[Start]
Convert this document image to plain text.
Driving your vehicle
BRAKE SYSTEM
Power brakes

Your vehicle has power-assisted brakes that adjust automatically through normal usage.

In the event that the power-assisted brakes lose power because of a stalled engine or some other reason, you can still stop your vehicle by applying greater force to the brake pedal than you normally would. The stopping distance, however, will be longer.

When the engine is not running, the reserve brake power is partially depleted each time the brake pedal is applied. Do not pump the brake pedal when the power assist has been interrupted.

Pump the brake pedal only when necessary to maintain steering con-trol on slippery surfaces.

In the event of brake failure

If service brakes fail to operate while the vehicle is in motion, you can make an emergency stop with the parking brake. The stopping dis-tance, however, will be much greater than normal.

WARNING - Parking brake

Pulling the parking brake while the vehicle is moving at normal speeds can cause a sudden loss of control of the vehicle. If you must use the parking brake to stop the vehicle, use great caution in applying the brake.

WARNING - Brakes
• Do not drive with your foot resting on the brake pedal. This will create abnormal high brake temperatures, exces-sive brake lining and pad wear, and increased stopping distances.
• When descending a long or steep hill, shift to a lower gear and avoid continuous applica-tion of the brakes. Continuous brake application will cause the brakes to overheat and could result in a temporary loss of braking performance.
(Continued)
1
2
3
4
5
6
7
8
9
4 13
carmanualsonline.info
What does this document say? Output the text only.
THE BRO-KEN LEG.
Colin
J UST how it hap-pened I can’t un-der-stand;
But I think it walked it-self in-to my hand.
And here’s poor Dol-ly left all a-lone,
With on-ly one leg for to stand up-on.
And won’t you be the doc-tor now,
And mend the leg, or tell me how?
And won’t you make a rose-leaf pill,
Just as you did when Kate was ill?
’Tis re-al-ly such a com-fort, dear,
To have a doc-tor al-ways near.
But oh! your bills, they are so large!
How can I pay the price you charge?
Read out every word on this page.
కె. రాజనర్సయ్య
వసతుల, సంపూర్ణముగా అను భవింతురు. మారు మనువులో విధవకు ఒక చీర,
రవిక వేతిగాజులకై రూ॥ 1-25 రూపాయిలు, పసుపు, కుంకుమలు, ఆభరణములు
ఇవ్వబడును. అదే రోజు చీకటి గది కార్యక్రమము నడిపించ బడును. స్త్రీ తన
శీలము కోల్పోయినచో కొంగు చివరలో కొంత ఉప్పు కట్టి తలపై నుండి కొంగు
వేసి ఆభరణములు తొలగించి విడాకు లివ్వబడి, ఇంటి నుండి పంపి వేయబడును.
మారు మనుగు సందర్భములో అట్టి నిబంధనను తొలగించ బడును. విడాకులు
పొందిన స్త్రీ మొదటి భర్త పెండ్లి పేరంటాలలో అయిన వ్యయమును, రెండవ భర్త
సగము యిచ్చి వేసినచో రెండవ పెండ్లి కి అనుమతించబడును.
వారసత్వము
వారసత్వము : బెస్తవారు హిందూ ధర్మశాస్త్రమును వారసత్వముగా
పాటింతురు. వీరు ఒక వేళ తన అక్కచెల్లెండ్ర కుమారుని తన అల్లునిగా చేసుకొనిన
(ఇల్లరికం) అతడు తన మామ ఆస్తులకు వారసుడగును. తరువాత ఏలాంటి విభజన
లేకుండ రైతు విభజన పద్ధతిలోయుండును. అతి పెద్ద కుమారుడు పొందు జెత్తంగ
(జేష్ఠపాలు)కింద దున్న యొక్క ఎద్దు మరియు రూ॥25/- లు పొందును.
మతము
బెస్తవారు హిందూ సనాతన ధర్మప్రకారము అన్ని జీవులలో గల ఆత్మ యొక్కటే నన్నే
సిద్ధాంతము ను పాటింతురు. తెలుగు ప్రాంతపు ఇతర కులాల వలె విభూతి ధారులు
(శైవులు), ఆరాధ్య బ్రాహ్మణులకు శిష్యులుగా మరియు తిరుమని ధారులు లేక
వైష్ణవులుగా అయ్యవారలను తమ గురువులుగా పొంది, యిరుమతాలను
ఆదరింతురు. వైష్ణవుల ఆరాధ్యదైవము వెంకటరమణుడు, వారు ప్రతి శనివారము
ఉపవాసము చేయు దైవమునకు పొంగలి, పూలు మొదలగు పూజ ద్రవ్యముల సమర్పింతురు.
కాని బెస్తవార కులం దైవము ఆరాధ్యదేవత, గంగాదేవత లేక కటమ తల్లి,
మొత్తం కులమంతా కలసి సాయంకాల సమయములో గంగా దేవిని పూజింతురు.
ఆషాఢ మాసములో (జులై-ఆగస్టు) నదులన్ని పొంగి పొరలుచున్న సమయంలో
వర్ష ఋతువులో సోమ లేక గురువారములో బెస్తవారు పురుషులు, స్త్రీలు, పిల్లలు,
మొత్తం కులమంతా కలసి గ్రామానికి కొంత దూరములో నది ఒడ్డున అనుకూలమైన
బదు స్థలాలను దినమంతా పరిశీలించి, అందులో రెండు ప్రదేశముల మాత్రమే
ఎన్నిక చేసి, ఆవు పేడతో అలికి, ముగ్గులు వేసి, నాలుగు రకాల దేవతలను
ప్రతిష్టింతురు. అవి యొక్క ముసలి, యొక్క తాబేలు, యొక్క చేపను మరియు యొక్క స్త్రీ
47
[End]
▶ **Exercise description**: Recopy all the lines exactly as they appear.

▶ **Completed exercise**:
Convert this document image to plain text.
Driving your vehicle
BRAKE SYSTEM
Power brakes

Your vehicle has power-assisted brakes that adjust automatically through normal usage.

In the event that the power-assisted brakes lose power because of a stalled engine or some other reason, you can still stop your vehicle by applying greater force to the brake pedal than you normally would. The stopping distance, however, will be longer.

When the engine is not running, the reserve brake power is partially depleted each time the brake pedal is applied. Do not pump the brake pedal when the power assist has been interrupted.

Pump the brake pedal only when necessary to maintain steering con-trol on slippery surfaces.

In the event of brake failure

If service brakes fail to operate while the vehicle is in motion, you can make an emergency stop with the parking brake. The stopping dis-tance, however, will be much greater than normal.

WARNING - Parking brake

Pulling the parking brake while the vehicle is moving at normal speeds can cause a sudden loss of control of the vehicle. If you must use the parking brake to stop the vehicle, use great caution in applying the brake.

WARNING - Brakes
• Do not drive with your foot resting on the brake pedal. This will create abnormal high brake temperatures, exces-sive brake lining and pad wear, and increased stopping distances.
• When descending a long or steep hill, shift to a lower gear and avoid continuous applica-tion of the brakes. Continuous brake application will cause the brakes to overheat and could result in a temporary loss of braking performance.
(Continued)
1
2
3
4
5
6
7
8
9
4 13
carmanualsonline.info
What does this document say? Output the text only.
THE BRO-KEN LEG.
Colin
J UST how it hap-pened I can’t un-der-stand;
But I think it walked it-self in-to my hand.
And here’s poor Dol-ly left all a-lone,
With on-ly one leg for to stand up-on.
And won’t you be the doc-tor now,
And mend the leg, or tell me how?
And won’t you make a rose-leaf pill,
Just as you did when Kate was ill?
’Tis re-al-ly such a com-fort, dear,
To have a doc-tor al-ways near.
But oh! your bills, they are so large!
How can I pay the price you charge?
Read out every word on this page.
కె. రాజనర్సయ్య
వసతుల, సంపూర్ణముగా అను భవింతురు. మారు మనువులో విధవకు ఒక చీర,
రవిక వేతిగాజులకై రూ॥ 1-25 రూపాయిలు, పసుపు, కుంకుమలు, ఆభరణములు
ఇవ్వబడును. అదే రోజు చీకటి గది కార్యక్రమము నడిపించ బడును. స్త్రీ తన
శీలము కోల్పోయినచో కొంగు చివరలో కొంత ఉప్పు కట్టి తలపై నుండి కొంగు
వేసి ఆభరణములు తొలగించి విడాకు లివ్వబడి, ఇంటి నుండి పంపి వేయబడును.
మారు మనుగు సందర్భములో అట్టి నిబంధనను తొలగించ బడును. విడాకులు
పొందిన స్త్రీ మొదటి భర్త పెండ్లి పేరంటాలలో అయిన వ్యయమును, రెండవ భర్త
సగము యిచ్చి వేసినచో రెండవ పెండ్లి కి అనుమతించబడును.
వారసత్వము
వారసత్వము : బెస్తవారు హిందూ ధర్మశాస్త్రమును వారసత్వముగా
పాటింతురు. వీరు ఒక వేళ తన అక్కచెల్లెండ్ర కుమారుని తన అల్లునిగా చేసుకొనిన
(ఇల్లరికం) అతడు తన మామ ఆస్తులకు వారసుడగును. తరువాత ఏలాంటి విభజన
లేకుండ రైతు విభజన పద్ధతిలోయుండును. అతి పెద్ద కుమారుడు పొందు జెత్తంగ
(జేష్ఠపాలు)కింద దున్న యొక్క ఎద్దు మరియు రూ॥25/- లు పొందును.
మతము
బెస్తవారు హిందూ సనాతన ధర్మప్రకారము అన్ని జీవులలో గల ఆత్మ యొక్కటే నన్నే
సిద్ధాంతము ను పాటింతురు. తెలుగు ప్రాంతపు ఇతర కులాల వలె విభూతి ధారులు
(శైవులు), ఆరాధ్య బ్రాహ్మణులకు శిష్యులుగా మరియు తిరుమని ధారులు లేక
వైష్ణవులుగా అయ్యవారలను తమ గురువులుగా పొంది, యిరుమతాలను
ఆదరింతురు. వైష్ణవుల ఆరాధ్యదైవము వెంకటరమణుడు, వారు ప్రతి శనివారము
ఉపవాసము చేయు దైవమునకు పొంగలి, పూలు మొదలగు పూజ ద్రవ్యముల సమర్పింతురు.
కాని బెస్తవార కులం దైవము ఆరాధ్యదేవత, గంగాదేవత లేక కటమ తల్లి,
మొత్తం కులమంతా కలసి సాయంకాల సమయములో గంగా దేవిని పూజింతురు.
ఆషాఢ మాసములో (జులై-ఆగస్టు) నదులన్ని పొంగి పొరలుచున్న సమయంలో
వర్ష ఋతువులో సోమ లేక గురువారములో బెస్తవారు పురుషులు, స్త్రీలు, పిల్లలు,
మొత్తం కులమంతా కలసి గ్రామానికి కొంత దూరములో నది ఒడ్డున అనుకూలమైన
బదు స్థలాలను దినమంతా పరిశీలించి, అందులో రెండు ప్రదేశముల మాత్రమే
ఎన్నిక చేసి, ఆవు పేడతో అలికి, ముగ్గులు వేసి, నాలుగు రకాల దేవతలను
ప్రతిష్టింతురు. అవి యొక్క ముసలి, యొక్క తాబేలు, యొక్క చేపను మరియు యొక్క స్త్రీ
47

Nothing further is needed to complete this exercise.